= Task brief =
Among the entries below, find the lines with "this" and copy them.

= Input data =
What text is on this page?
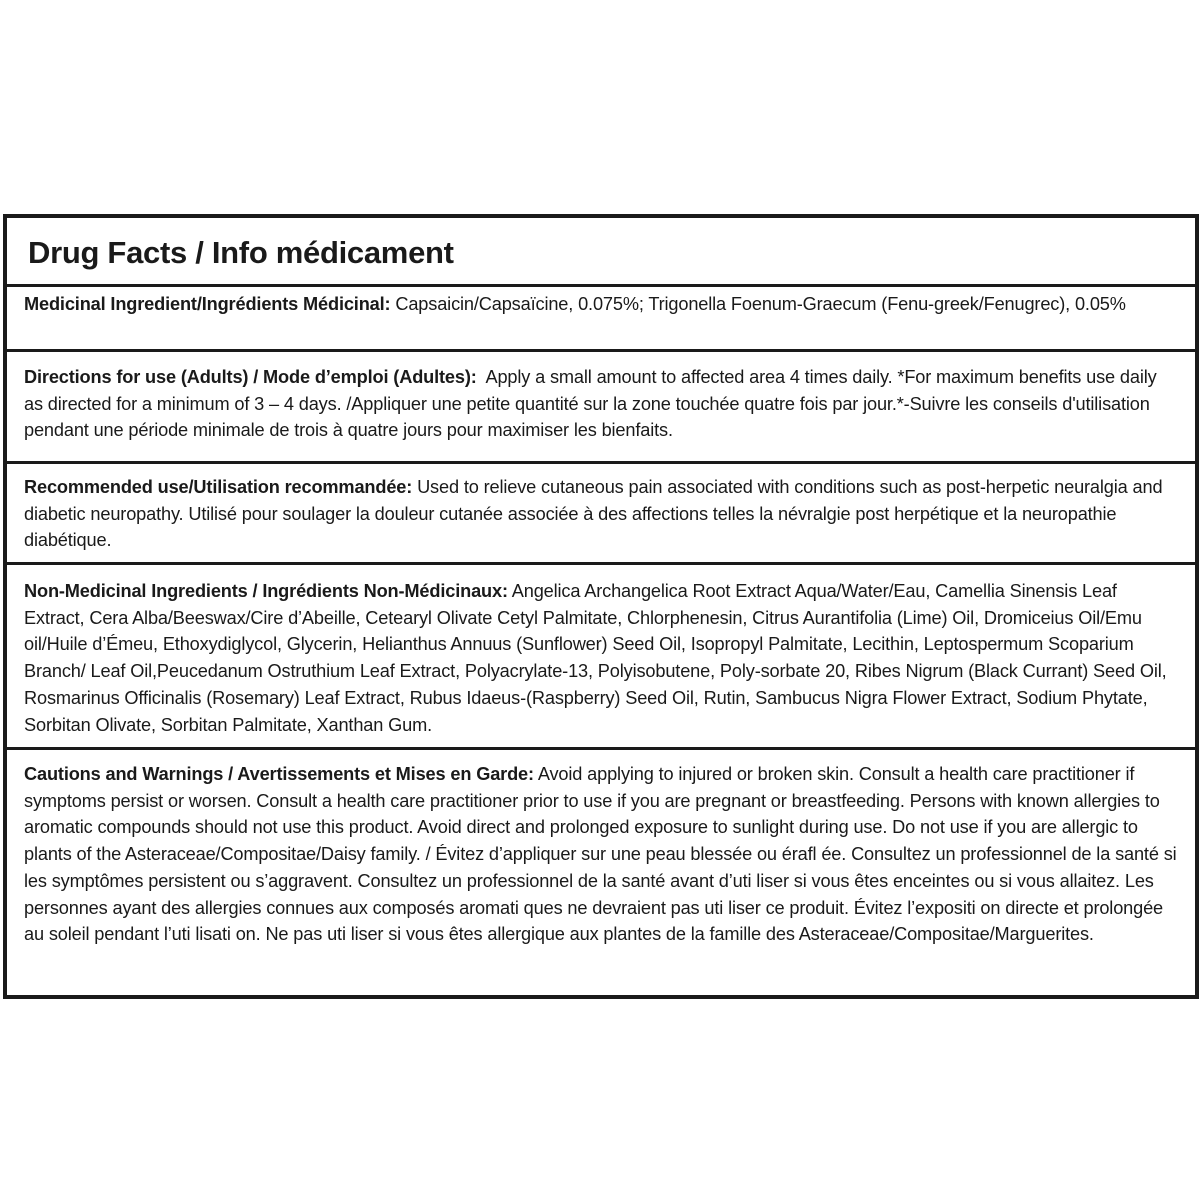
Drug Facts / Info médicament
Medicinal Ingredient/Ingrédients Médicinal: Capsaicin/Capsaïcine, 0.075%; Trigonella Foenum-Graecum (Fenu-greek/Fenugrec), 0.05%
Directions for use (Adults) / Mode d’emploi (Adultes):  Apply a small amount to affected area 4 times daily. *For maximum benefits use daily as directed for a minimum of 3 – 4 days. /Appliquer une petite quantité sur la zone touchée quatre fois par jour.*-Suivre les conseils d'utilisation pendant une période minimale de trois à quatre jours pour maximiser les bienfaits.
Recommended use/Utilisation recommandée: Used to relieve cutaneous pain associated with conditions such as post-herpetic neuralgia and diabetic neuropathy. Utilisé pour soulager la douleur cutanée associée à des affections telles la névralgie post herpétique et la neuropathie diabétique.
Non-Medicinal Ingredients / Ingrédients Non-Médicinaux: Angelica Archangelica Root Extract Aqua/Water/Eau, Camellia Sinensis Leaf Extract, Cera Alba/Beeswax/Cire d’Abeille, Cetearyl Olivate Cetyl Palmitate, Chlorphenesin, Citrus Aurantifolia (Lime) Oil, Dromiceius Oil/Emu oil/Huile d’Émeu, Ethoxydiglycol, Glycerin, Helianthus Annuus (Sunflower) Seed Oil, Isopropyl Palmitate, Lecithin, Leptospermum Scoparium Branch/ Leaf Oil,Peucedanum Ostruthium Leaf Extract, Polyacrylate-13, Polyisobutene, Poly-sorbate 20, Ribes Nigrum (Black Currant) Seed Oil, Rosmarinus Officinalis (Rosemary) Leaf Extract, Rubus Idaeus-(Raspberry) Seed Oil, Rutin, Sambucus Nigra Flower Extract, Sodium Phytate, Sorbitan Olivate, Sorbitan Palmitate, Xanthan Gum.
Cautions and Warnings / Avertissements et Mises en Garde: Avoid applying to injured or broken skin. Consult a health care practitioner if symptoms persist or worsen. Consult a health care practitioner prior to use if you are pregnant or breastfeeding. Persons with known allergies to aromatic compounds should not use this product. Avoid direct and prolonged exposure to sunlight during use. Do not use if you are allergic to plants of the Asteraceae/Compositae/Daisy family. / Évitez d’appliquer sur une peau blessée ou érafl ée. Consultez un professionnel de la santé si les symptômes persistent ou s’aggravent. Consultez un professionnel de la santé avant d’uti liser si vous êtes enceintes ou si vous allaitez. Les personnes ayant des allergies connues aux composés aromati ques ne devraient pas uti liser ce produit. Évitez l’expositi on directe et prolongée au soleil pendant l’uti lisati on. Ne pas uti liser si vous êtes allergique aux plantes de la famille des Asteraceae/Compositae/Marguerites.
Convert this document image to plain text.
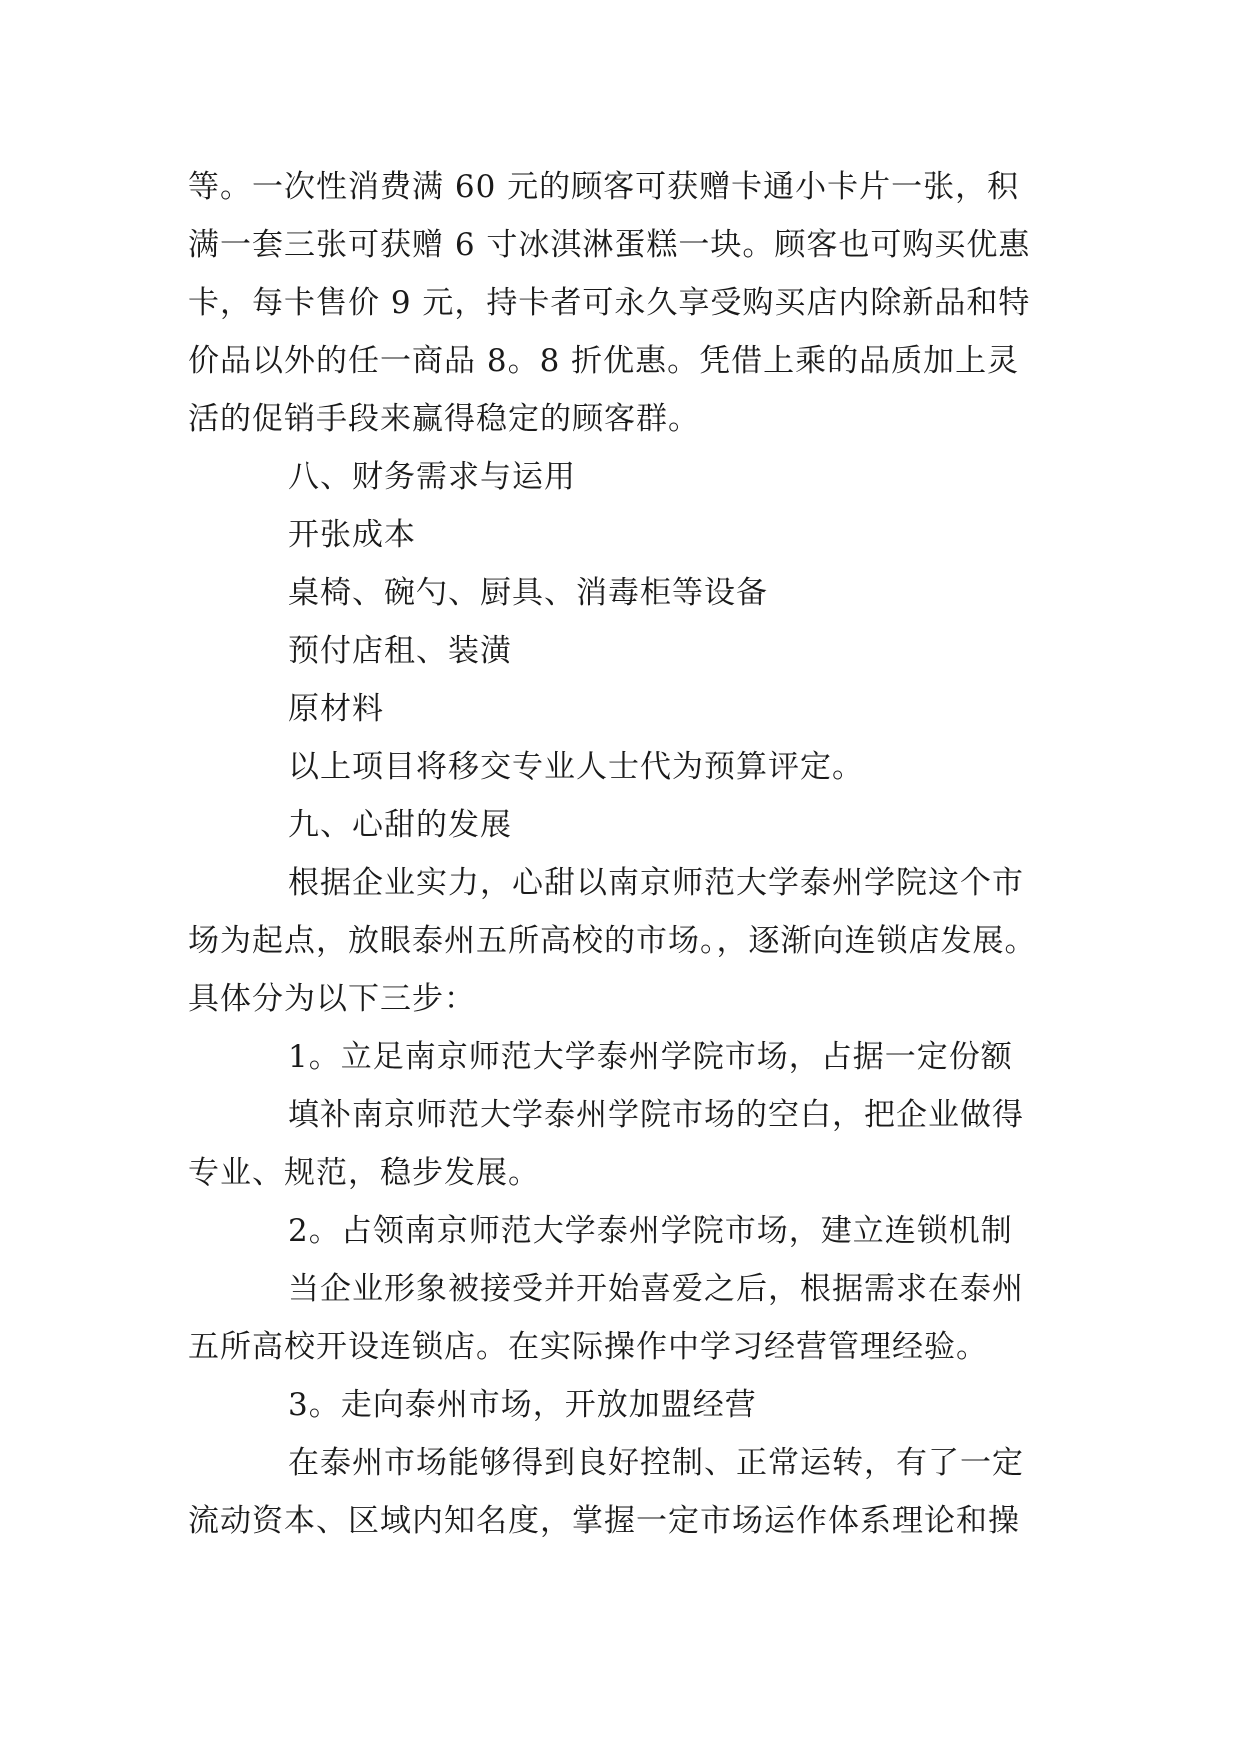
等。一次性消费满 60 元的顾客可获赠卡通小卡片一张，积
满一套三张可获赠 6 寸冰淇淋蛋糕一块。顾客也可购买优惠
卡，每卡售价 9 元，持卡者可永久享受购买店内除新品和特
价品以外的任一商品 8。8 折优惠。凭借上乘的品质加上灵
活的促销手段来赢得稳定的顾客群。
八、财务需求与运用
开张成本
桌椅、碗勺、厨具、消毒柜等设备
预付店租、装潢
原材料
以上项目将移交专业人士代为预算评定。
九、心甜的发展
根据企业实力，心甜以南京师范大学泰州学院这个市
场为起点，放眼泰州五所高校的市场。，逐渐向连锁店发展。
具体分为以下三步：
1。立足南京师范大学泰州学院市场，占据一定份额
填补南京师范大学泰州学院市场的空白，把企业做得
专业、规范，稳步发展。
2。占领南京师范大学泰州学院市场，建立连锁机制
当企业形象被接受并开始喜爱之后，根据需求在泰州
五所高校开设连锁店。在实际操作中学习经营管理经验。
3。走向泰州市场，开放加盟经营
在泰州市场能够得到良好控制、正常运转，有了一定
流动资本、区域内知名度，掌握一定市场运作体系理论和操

= Task answer =
What text is on this page?
Cautions and Warnings / Avertissements et Mises en Garde: Avoid applying to injured or broken skin. Consult a health care practitioner if symptoms persist or worsen. Consult a health care practitioner prior to use if you are pregnant or breastfeeding. Persons with known allergies to aromatic compounds should not use this product. Avoid direct and prolonged exposure to sunlight during use. Do not use if you are allergic to plants of the Asteraceae/Compositae/Daisy family. / Évitez d’appliquer sur une peau blessée ou érafl ée. Consultez un professionnel de la santé si les symptômes persistent ou s’aggravent. Consultez un professionnel de la santé avant d’uti liser si vous êtes enceintes ou si vous allaitez. Les personnes ayant des allergies connues aux composés aromati ques ne devraient pas uti liser ce produit. Évitez l’expositi on directe et prolongée au soleil pendant l’uti lisati on. Ne pas uti liser si vous êtes allergique aux plantes de la famille des Asteraceae/Compositae/Marguerites.
Convert this document image to plain text.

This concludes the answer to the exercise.